Stored records:
━━━━━━━━━━━━━━━━

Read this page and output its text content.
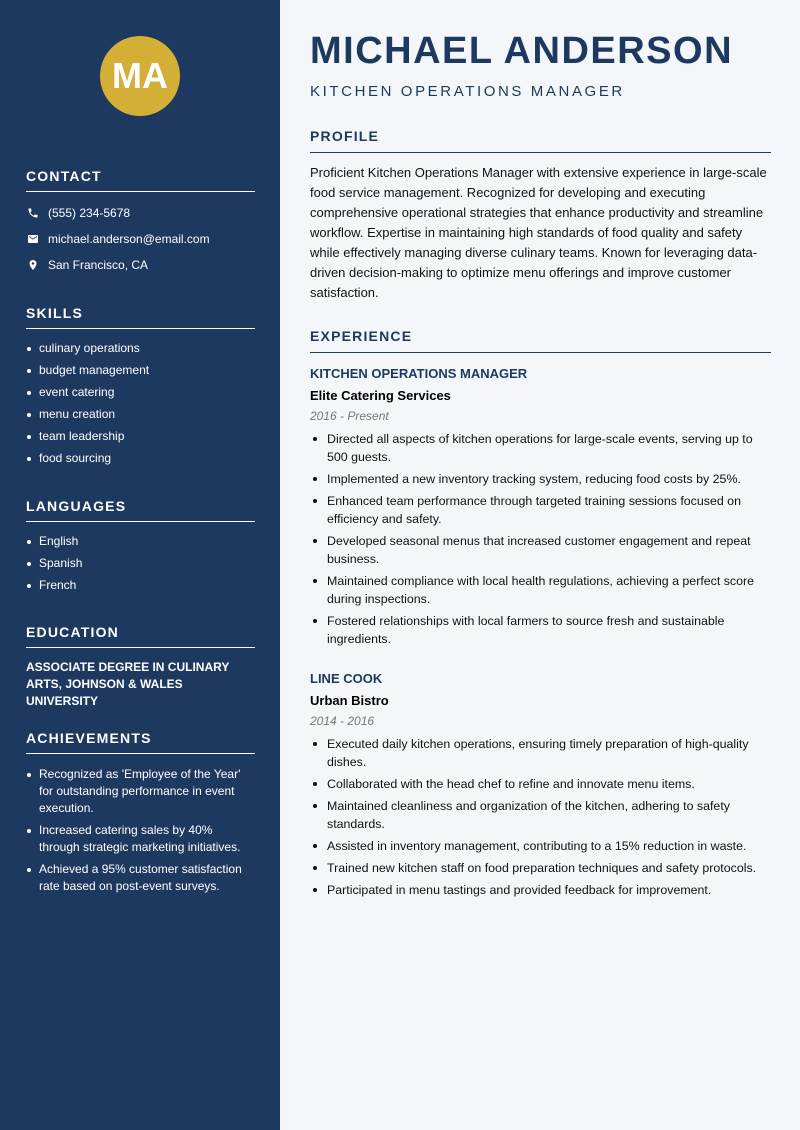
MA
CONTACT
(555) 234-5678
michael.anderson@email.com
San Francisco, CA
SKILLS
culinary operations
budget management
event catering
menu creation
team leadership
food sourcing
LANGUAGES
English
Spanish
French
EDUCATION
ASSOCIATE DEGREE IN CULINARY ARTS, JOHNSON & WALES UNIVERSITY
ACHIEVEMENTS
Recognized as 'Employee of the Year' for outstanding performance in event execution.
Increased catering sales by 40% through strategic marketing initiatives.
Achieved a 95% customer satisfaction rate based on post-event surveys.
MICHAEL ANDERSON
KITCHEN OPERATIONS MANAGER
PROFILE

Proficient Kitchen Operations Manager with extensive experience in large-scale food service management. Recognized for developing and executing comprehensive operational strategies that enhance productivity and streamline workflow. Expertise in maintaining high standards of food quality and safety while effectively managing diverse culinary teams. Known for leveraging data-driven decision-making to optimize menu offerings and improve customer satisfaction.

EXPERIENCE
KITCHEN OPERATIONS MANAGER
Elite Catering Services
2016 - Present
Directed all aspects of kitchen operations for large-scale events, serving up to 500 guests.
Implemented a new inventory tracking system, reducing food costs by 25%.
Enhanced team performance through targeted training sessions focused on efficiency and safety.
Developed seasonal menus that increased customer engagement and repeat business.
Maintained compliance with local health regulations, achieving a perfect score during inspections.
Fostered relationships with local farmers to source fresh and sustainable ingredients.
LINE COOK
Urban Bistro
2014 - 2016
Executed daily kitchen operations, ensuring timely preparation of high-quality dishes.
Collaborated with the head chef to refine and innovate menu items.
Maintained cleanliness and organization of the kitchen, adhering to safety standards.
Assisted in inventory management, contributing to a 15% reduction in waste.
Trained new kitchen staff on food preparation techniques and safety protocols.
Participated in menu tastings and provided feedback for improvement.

━━━━━━━━━━━━━━━━

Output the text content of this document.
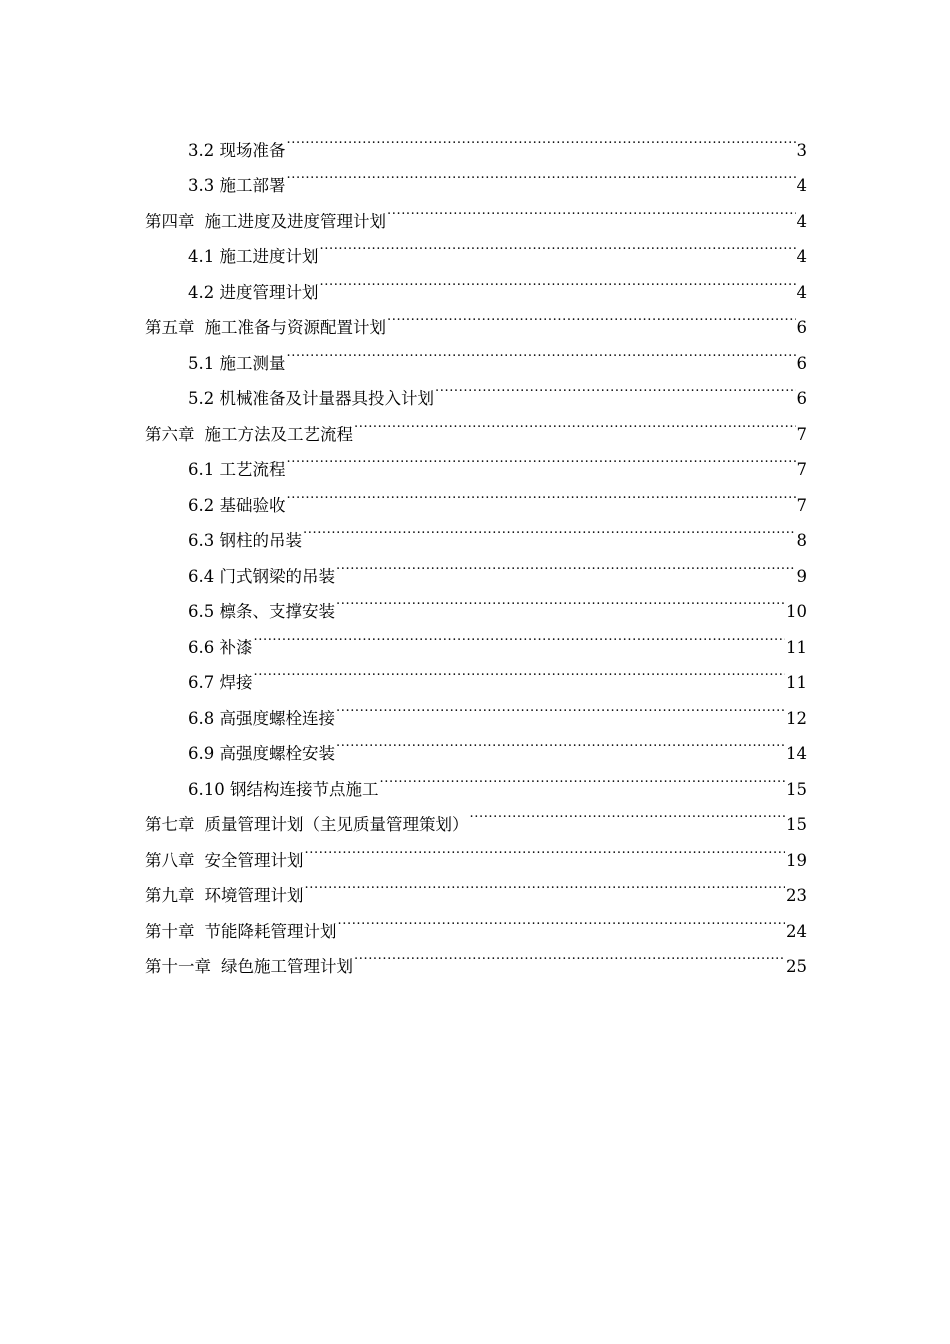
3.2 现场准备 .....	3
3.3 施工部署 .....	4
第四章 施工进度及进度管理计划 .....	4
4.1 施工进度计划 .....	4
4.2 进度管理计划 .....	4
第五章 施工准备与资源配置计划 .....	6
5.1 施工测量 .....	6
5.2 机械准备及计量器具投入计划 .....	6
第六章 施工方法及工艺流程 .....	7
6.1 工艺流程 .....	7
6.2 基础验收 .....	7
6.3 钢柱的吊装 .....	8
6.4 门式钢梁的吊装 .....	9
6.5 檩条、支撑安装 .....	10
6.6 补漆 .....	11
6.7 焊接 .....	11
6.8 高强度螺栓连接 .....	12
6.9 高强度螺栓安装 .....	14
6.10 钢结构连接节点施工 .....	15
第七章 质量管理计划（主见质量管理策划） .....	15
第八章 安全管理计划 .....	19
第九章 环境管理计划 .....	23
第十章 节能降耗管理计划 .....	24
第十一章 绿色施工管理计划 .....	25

━━━━━━━━━━━━━━━━

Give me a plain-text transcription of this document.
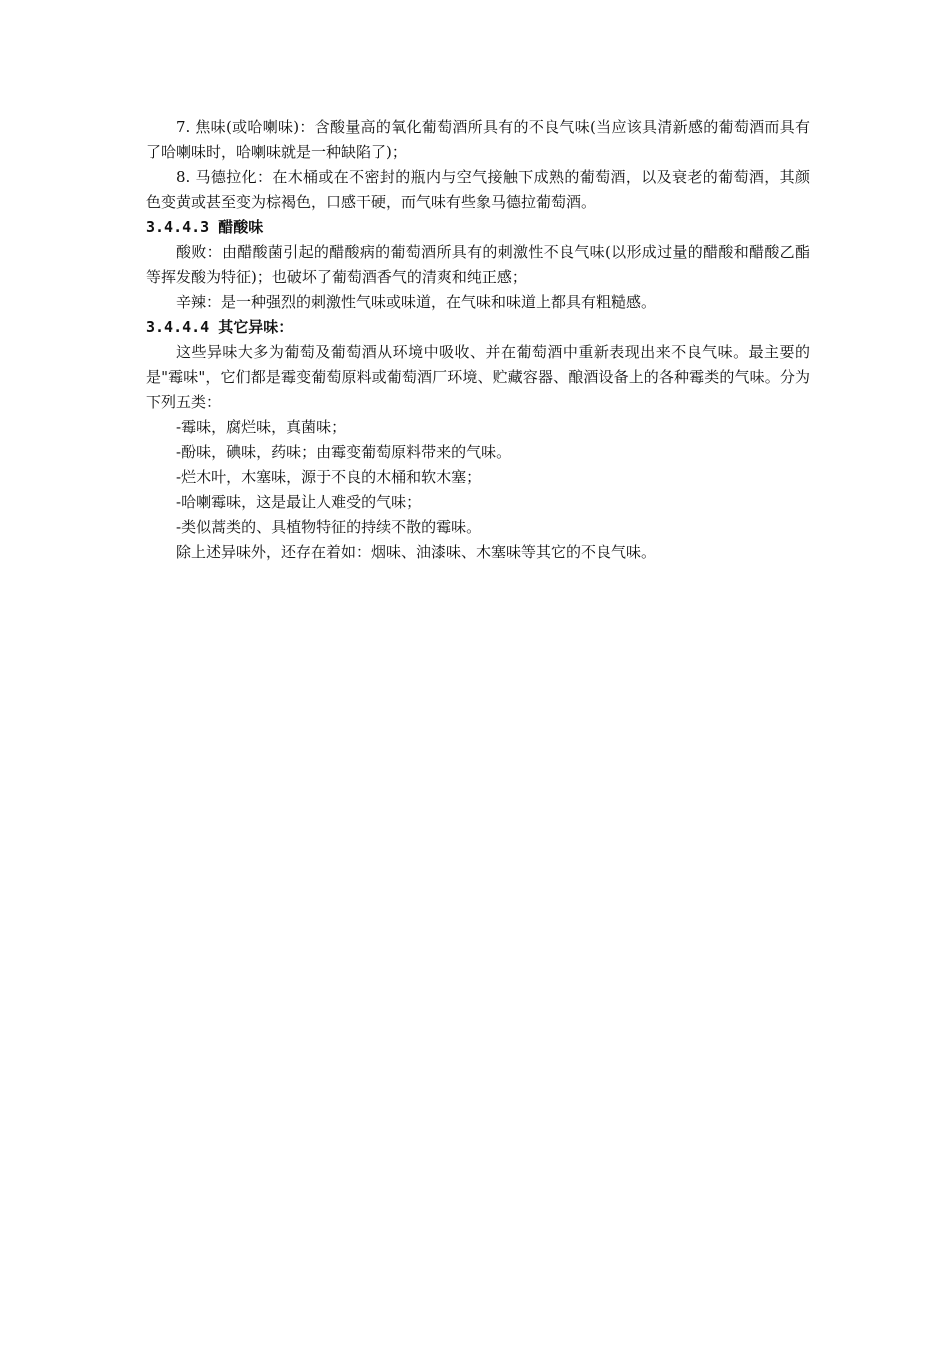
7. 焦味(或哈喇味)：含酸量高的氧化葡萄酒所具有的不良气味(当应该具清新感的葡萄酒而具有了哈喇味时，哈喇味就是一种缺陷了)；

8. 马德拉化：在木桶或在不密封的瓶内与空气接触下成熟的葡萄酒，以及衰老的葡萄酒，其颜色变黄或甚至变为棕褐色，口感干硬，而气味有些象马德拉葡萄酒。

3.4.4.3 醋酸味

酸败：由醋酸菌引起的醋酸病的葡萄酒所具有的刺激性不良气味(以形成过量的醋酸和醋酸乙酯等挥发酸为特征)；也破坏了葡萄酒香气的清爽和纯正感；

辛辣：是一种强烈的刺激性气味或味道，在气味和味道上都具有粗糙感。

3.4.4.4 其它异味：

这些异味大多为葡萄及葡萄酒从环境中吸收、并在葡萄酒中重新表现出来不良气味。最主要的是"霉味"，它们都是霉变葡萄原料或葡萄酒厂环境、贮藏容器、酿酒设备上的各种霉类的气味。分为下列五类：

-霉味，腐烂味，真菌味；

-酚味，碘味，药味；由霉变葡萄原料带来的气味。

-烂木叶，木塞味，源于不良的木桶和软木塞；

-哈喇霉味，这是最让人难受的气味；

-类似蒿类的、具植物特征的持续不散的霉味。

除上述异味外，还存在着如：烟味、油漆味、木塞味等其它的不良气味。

━━━━━━━━━━━━━━━━

What you will do:
Show all lines from the records above where the word "performance" occurs.

The response:
Recognized as 'Employee of the Year' for outstanding performance in event execution.
Enhanced team performance through targeted training sessions focused on efficiency and safety.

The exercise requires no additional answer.